* **Requirement**
Count up the lines in the following listing that hold the word "cavo", then give only that count.

— START OF Entries shown —

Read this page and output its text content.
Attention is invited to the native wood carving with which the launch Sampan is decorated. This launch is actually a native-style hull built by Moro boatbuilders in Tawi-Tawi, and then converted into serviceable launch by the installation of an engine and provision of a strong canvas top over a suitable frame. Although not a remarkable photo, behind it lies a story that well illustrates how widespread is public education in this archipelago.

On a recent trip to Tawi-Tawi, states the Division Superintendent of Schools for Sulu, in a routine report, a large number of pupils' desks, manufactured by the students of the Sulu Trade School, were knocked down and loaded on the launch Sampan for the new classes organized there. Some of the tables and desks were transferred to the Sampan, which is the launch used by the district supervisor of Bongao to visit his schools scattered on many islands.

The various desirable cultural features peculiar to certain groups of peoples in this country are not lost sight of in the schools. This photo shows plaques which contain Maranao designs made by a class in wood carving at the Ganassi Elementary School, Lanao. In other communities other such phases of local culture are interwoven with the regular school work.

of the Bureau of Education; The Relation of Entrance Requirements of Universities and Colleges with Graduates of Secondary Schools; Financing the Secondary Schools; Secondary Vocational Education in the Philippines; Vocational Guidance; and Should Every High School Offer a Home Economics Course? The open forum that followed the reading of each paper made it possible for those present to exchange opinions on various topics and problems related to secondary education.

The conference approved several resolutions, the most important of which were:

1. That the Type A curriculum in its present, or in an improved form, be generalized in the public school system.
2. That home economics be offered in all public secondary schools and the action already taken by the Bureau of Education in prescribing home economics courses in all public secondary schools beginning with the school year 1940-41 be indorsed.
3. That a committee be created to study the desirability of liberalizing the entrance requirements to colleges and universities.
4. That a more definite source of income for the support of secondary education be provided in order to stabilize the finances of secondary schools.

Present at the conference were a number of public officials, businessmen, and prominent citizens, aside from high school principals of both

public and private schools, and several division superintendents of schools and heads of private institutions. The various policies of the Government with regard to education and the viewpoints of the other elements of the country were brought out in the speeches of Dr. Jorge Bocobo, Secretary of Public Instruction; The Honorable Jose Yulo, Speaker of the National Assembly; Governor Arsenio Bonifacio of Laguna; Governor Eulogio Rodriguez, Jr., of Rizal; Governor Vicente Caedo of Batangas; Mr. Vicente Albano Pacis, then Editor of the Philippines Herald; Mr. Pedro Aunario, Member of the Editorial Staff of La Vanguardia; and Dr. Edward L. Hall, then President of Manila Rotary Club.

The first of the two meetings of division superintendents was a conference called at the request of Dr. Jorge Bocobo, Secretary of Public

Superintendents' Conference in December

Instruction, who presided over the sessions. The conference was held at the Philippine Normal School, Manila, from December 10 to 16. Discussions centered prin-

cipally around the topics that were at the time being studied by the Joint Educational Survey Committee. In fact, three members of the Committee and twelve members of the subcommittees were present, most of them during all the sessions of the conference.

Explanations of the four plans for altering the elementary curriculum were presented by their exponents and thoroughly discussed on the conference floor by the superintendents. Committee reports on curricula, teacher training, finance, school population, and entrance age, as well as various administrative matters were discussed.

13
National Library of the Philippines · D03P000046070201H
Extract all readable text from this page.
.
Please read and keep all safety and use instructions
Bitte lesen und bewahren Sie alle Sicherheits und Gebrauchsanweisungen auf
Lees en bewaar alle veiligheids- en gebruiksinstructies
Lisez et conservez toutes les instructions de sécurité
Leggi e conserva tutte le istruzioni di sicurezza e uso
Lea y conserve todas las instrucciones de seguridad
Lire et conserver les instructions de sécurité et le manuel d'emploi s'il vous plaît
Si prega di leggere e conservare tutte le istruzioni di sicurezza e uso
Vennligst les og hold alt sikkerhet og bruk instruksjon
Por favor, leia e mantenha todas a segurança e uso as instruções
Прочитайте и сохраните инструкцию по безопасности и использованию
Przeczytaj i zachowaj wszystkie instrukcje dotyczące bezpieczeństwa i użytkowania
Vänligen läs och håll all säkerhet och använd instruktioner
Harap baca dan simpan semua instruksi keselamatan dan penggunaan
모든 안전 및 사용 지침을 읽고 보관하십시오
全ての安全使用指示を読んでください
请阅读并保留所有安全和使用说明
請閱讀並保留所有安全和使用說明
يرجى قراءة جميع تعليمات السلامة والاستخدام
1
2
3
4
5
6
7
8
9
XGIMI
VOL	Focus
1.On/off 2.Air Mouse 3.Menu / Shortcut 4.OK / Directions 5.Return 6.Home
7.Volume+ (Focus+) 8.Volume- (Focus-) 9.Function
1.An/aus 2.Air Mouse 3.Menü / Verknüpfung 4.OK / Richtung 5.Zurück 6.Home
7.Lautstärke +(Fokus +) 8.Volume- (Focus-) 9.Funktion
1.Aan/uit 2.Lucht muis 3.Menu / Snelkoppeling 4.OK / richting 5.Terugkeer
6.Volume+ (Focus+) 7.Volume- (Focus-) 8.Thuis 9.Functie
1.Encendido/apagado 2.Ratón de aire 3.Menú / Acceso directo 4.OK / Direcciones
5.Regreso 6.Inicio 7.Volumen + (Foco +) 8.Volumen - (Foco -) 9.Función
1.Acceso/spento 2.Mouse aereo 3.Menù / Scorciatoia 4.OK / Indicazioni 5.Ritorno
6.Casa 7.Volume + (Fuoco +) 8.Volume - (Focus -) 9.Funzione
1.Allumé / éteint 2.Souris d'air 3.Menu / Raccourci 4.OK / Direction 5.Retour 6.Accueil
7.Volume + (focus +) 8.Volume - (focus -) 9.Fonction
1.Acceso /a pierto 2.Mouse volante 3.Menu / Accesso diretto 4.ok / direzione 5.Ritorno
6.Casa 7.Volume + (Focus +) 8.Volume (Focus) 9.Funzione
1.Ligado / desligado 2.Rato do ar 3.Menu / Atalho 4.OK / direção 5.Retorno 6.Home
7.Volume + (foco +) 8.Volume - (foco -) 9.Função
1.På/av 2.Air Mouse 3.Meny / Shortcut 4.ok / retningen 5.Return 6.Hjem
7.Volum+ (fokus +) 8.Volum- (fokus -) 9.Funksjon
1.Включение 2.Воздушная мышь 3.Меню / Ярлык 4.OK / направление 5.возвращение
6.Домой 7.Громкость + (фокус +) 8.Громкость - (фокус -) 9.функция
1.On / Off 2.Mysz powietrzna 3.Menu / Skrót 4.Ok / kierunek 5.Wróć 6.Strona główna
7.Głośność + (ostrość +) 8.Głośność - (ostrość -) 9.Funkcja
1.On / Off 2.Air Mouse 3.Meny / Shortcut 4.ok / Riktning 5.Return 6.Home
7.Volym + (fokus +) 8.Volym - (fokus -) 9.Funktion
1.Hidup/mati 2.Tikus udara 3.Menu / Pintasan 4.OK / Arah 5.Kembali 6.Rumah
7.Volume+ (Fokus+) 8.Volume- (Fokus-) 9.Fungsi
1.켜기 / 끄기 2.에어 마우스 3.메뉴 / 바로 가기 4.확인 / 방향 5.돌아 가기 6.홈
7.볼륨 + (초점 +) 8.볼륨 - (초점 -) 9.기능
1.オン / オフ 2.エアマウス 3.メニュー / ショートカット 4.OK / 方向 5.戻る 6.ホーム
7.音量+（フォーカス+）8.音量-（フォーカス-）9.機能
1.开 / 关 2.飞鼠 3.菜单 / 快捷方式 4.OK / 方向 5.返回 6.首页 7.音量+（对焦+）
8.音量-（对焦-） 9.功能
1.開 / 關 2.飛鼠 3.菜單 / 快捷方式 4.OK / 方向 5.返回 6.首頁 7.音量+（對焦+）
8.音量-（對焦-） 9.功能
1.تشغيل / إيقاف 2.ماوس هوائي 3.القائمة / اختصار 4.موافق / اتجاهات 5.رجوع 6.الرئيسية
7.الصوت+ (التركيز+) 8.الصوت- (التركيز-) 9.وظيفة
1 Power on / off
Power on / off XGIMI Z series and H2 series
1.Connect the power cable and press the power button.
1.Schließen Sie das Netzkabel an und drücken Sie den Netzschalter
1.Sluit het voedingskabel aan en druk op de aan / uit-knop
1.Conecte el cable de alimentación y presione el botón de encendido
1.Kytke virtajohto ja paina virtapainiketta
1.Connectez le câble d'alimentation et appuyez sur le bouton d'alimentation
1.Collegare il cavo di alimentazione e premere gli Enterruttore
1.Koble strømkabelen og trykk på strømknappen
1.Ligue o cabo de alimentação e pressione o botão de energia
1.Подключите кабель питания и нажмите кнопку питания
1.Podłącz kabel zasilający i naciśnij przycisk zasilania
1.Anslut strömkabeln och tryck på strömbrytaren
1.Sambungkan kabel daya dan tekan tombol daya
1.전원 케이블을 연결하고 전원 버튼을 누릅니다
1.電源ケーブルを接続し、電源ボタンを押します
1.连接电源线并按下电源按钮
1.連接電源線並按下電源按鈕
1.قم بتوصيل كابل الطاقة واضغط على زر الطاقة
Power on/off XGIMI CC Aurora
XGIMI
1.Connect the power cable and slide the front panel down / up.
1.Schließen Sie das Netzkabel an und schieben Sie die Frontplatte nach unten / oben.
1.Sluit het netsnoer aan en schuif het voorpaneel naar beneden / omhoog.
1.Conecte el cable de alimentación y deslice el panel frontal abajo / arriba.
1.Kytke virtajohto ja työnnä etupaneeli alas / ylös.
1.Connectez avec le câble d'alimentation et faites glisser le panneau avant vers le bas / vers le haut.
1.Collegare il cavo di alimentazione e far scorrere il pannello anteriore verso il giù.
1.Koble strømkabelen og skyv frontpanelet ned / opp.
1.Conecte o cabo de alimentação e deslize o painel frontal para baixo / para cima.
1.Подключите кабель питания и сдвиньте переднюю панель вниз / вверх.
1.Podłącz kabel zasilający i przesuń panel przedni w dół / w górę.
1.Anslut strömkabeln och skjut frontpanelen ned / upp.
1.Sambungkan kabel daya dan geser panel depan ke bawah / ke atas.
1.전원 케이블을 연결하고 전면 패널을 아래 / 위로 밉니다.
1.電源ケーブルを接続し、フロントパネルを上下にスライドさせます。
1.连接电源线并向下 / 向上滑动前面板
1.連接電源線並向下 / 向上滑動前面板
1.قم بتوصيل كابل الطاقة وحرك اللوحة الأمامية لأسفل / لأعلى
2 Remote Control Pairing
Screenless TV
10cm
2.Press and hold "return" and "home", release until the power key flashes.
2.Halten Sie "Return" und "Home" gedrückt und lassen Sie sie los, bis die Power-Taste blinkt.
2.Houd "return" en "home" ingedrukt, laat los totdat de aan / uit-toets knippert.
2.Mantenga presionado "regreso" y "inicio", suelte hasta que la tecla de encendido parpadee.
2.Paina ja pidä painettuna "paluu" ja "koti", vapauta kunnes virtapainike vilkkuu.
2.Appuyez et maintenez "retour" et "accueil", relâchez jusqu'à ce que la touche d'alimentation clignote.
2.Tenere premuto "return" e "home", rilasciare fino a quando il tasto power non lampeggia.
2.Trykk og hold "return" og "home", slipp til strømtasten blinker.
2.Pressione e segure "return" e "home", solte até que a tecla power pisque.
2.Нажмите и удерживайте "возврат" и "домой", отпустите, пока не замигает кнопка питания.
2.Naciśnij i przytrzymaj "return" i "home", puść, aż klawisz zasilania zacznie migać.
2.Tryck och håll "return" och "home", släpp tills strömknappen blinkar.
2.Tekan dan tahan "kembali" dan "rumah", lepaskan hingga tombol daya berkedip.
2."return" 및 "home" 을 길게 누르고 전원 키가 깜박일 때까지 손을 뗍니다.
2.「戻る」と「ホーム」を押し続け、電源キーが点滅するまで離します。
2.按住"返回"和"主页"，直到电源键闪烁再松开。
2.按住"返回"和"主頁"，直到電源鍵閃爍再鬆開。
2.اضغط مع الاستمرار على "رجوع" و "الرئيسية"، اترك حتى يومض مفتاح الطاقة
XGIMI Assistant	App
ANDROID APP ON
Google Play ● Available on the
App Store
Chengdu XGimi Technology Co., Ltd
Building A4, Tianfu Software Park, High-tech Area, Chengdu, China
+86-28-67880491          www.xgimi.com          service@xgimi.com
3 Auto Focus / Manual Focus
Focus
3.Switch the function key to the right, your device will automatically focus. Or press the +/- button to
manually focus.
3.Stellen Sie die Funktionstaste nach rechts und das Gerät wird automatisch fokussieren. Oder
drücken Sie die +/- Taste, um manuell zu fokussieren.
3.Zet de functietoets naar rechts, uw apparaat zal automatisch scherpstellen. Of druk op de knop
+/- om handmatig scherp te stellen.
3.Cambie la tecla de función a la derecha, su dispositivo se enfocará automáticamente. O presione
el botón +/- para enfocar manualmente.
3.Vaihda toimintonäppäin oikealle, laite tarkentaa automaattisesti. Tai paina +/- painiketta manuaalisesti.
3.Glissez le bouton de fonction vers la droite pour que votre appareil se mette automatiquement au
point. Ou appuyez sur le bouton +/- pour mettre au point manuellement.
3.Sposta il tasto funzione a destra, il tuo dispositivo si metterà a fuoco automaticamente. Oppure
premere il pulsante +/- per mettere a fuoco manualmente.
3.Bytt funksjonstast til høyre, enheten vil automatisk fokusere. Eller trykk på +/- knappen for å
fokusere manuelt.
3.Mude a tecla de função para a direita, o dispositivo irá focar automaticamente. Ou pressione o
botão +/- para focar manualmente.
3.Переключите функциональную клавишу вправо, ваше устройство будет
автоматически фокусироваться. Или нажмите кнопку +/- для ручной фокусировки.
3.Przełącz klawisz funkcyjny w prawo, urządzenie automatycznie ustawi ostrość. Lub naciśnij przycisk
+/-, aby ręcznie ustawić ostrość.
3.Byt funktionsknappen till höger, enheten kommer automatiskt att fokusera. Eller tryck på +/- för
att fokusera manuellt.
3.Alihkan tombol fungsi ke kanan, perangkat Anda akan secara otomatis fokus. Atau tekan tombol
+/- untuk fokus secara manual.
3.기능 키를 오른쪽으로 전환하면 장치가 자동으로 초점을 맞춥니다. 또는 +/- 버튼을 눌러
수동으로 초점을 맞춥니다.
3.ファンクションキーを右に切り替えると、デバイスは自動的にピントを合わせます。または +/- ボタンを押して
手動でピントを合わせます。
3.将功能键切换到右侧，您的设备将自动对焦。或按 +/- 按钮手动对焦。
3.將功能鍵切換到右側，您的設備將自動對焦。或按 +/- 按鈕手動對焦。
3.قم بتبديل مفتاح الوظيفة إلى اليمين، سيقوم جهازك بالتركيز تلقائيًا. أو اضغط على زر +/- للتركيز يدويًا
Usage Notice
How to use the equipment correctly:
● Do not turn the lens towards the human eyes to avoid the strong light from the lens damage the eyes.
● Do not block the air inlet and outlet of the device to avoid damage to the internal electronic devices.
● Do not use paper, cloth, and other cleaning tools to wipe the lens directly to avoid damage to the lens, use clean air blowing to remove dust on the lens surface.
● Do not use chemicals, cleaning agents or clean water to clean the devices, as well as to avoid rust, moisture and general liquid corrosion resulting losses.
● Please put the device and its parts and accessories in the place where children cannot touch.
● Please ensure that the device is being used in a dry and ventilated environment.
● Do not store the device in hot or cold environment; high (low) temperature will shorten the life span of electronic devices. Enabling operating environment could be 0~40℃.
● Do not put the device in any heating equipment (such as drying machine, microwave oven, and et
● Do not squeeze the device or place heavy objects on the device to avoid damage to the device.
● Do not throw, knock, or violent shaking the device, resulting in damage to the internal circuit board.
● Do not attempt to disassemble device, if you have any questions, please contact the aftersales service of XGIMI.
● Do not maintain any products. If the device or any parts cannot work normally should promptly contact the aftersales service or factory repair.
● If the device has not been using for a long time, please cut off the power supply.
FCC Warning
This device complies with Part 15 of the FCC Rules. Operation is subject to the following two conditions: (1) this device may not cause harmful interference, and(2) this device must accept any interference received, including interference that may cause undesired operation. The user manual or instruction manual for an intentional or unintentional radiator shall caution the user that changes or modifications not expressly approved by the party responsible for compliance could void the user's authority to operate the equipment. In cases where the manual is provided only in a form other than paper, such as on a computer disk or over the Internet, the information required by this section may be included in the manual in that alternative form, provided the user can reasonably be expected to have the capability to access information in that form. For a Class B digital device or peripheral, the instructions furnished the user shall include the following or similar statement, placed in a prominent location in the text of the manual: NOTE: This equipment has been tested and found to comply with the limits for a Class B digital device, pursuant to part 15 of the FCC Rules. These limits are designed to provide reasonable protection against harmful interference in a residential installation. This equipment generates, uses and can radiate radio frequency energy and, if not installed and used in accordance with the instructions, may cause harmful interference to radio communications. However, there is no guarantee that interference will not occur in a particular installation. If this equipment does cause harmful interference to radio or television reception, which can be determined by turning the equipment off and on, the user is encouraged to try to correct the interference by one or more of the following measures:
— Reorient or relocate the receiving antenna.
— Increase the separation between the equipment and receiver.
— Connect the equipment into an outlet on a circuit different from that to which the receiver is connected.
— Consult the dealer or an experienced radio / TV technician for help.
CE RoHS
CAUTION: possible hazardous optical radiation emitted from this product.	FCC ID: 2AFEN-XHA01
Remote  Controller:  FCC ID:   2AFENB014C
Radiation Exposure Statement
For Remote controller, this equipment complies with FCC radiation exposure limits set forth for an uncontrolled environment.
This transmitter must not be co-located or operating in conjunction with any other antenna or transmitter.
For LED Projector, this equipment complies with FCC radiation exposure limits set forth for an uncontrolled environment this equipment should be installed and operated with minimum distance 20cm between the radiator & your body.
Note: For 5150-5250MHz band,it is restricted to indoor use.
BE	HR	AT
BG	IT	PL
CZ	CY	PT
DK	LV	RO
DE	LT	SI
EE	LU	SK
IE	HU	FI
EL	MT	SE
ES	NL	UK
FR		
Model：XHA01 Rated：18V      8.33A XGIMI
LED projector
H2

— END OF Entries shown —

* **Response for this exercise**
2